-- Begin Given data --
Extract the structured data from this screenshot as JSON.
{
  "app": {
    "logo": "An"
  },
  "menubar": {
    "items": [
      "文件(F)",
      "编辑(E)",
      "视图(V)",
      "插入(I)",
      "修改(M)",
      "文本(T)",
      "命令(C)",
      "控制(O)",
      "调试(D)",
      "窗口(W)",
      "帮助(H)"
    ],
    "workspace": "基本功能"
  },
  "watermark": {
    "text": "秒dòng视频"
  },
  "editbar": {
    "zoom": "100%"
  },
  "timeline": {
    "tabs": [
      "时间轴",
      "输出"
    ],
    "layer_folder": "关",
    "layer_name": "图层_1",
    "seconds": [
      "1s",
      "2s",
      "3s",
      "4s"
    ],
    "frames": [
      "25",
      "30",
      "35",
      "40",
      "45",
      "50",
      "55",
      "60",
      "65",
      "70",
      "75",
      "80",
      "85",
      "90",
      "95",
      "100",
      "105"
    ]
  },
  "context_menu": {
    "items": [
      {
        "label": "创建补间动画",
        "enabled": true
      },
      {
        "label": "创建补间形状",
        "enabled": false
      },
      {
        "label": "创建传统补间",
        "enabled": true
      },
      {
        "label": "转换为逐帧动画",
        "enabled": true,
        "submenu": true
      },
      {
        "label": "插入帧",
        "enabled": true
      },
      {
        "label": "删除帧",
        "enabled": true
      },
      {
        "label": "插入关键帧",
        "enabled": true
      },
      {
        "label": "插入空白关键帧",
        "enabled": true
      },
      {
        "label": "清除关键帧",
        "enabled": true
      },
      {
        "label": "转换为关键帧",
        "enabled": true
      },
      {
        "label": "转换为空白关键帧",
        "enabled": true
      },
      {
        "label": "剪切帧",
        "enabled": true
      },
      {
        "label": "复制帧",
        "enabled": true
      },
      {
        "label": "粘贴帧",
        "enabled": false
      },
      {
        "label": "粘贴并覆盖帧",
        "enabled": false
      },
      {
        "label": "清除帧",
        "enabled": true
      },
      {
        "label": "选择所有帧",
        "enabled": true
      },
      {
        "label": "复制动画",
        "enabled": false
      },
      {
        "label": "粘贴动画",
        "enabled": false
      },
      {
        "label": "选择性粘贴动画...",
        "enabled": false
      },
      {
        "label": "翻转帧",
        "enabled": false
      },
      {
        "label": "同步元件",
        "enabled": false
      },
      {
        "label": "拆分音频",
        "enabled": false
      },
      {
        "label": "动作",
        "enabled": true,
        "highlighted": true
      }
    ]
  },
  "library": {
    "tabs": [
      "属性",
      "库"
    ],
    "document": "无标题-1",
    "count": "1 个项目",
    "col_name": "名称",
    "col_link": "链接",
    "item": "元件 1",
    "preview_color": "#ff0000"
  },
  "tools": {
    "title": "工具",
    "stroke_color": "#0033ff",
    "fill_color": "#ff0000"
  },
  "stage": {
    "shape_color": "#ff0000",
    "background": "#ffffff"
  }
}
-- End Given data --
* [Work to do] Take the listing above and set it down exactly.

* [Response to the exercise]
Extract the structured data from this screenshot as JSON.
{
  "app": {
    "logo": "An"
  },
  "menubar": {
    "items": [
      "文件(F)",
      "编辑(E)",
      "视图(V)",
      "插入(I)",
      "修改(M)",
      "文本(T)",
      "命令(C)",
      "控制(O)",
      "调试(D)",
      "窗口(W)",
      "帮助(H)"
    ],
    "workspace": "基本功能"
  },
  "watermark": {
    "text": "秒dòng视频"
  },
  "editbar": {
    "zoom": "100%"
  },
  "timeline": {
    "tabs": [
      "时间轴",
      "输出"
    ],
    "layer_folder": "关",
    "layer_name": "图层_1",
    "seconds": [
      "1s",
      "2s",
      "3s",
      "4s"
    ],
    "frames": [
      "25",
      "30",
      "35",
      "40",
      "45",
      "50",
      "55",
      "60",
      "65",
      "70",
      "75",
      "80",
      "85",
      "90",
      "95",
      "100",
      "105"
    ]
  },
  "context_menu": {
    "items": [
      {
        "label": "创建补间动画",
        "enabled": true
      },
      {
        "label": "创建补间形状",
        "enabled": false
      },
      {
        "label": "创建传统补间",
        "enabled": true
      },
      {
        "label": "转换为逐帧动画",
        "enabled": true,
        "submenu": true
      },
      {
        "label": "插入帧",
        "enabled": true
      },
      {
        "label": "删除帧",
        "enabled": true
      },
      {
        "label": "插入关键帧",
        "enabled": true
      },
      {
        "label": "插入空白关键帧",
        "enabled": true
      },
      {
        "label": "清除关键帧",
        "enabled": true
      },
      {
        "label": "转换为关键帧",
        "enabled": true
      },
      {
        "label": "转换为空白关键帧",
        "enabled": true
      },
      {
        "label": "剪切帧",
        "enabled": true
      },
      {
        "label": "复制帧",
        "enabled": true
      },
      {
        "label": "粘贴帧",
        "enabled": false
      },
      {
        "label": "粘贴并覆盖帧",
        "enabled": false
      },
      {
        "label": "清除帧",
        "enabled": true
      },
      {
        "label": "选择所有帧",
        "enabled": true
      },
      {
        "label": "复制动画",
        "enabled": false
      },
      {
        "label": "粘贴动画",
        "enabled": false
      },
      {
        "label": "选择性粘贴动画...",
        "enabled": false
      },
      {
        "label": "翻转帧",
        "enabled": false
      },
      {
        "label": "同步元件",
        "enabled": false
      },
      {
        "label": "拆分音频",
        "enabled": false
      },
      {
        "label": "动作",
        "enabled": true,
        "highlighted": true
      }
    ]
  },
  "library": {
    "tabs": [
      "属性",
      "库"
    ],
    "document": "无标题-1",
    "count": "1 个项目",
    "col_name": "名称",
    "col_link": "链接",
    "item": "元件 1",
    "preview_color": "#ff0000"
  },
  "tools": {
    "title": "工具",
    "stroke_color": "#0033ff",
    "fill_color": "#ff0000"
  },
  "stage": {
    "shape_color": "#ff0000",
    "background": "#ffffff"
  }
}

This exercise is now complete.